Problem
Retype each record below word for word. Leave the pictures out.

Supplied records

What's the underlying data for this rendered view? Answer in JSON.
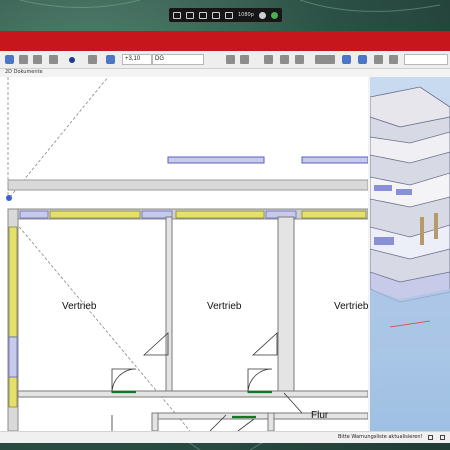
{
  "capture_bar": {
    "resolution": "1080p"
  },
  "toolbar": {
    "elevation_value": "+3,10",
    "storey_value": "DG"
  },
  "tabs": {
    "active_tab": "2D Dokumente"
  },
  "plan": {
    "rooms": [
      {
        "label": "Vertrieb"
      },
      {
        "label": "Vertrieb"
      },
      {
        "label": "Vertrieb"
      },
      {
        "label": "Flur"
      }
    ]
  },
  "statusbar": {
    "message": "Bitte Warnungsliste aktualisieren!"
  },
  "colors": {
    "titlebar": "#c8161d",
    "window_fill": "#e5e06c",
    "door_line": "#0f7a23",
    "wall": "#9a9a9a"
  },
  "icons": [
    "record-icon",
    "camera-icon",
    "screen-icon",
    "mic-icon",
    "pause-icon",
    "settings-icon",
    "check-icon",
    "window-tool-icon",
    "zoom-in-icon",
    "zoom-out-icon",
    "pan-icon",
    "layer-icon",
    "grid-icon"
  ]
}
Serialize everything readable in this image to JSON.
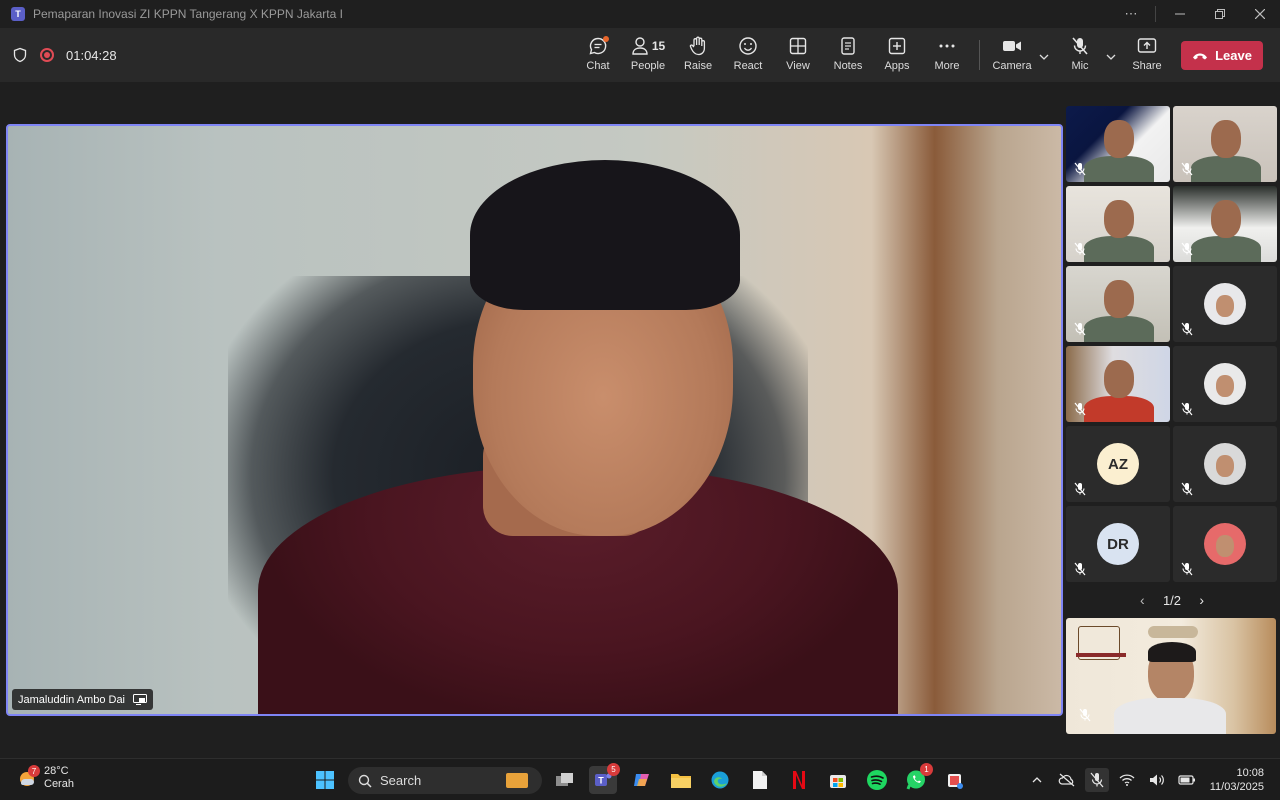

Problem solution
What's the underlying data for this rendered view? Answer in JSON.
{
  "capture_bar": {
    "resolution": "1080p"
  },
  "toolbar": {
    "elevation_value": "+3,10",
    "storey_value": "DG"
  },
  "tabs": {
    "active_tab": "2D Dokumente"
  },
  "plan": {
    "rooms": [
      {
        "label": "Vertrieb"
      },
      {
        "label": "Vertrieb"
      },
      {
        "label": "Vertrieb"
      },
      {
        "label": "Flur"
      }
    ]
  },
  "statusbar": {
    "message": "Bitte Warnungsliste aktualisieren!"
  },
  "colors": {
    "titlebar": "#c8161d",
    "window_fill": "#e5e06c",
    "door_line": "#0f7a23",
    "wall": "#9a9a9a"
  },
  "icons": [
    "record-icon",
    "camera-icon",
    "screen-icon",
    "mic-icon",
    "pause-icon",
    "settings-icon",
    "check-icon",
    "window-tool-icon",
    "zoom-in-icon",
    "zoom-out-icon",
    "pan-icon",
    "layer-icon",
    "grid-icon"
  ]
}
Serialize everything readable in this image to JSON.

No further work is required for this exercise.